**Your task:**
Print the listing below in its entirety, character for character.

**Record set:**
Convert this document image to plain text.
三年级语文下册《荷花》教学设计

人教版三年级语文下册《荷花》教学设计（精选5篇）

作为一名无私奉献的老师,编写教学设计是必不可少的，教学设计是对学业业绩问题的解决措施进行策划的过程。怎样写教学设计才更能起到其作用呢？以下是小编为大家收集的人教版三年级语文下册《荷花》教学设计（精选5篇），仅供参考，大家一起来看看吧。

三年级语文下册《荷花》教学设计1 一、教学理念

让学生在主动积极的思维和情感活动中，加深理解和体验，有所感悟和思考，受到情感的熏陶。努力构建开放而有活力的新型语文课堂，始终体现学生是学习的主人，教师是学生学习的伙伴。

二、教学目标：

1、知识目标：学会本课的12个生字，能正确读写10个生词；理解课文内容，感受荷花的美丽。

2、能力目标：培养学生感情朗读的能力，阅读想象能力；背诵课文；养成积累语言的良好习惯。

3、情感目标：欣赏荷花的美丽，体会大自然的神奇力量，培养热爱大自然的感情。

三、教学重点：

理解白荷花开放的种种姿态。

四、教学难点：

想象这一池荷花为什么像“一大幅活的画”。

**Task result:**
Convert this document image to plain text.
三年级语文下册《荷花》教学设计

人教版三年级语文下册《荷花》教学设计（精选5篇）

作为一名无私奉献的老师,编写教学设计是必不可少的，教学设计是对学业业绩问题的解决措施进行策划的过程。怎样写教学设计才更能起到其作用呢？以下是小编为大家收集的人教版三年级语文下册《荷花》教学设计（精选5篇），仅供参考，大家一起来看看吧。

三年级语文下册《荷花》教学设计1 一、教学理念

让学生在主动积极的思维和情感活动中，加深理解和体验，有所感悟和思考，受到情感的熏陶。努力构建开放而有活力的新型语文课堂，始终体现学生是学习的主人，教师是学生学习的伙伴。

二、教学目标：

1、知识目标：学会本课的12个生字，能正确读写10个生词；理解课文内容，感受荷花的美丽。

2、能力目标：培养学生感情朗读的能力，阅读想象能力；背诵课文；养成积累语言的良好习惯。

3、情感目标：欣赏荷花的美丽，体会大自然的神奇力量，培养热爱大自然的感情。

三、教学重点：

理解白荷花开放的种种姿态。

四、教学难点：

想象这一池荷花为什么像“一大幅活的画”。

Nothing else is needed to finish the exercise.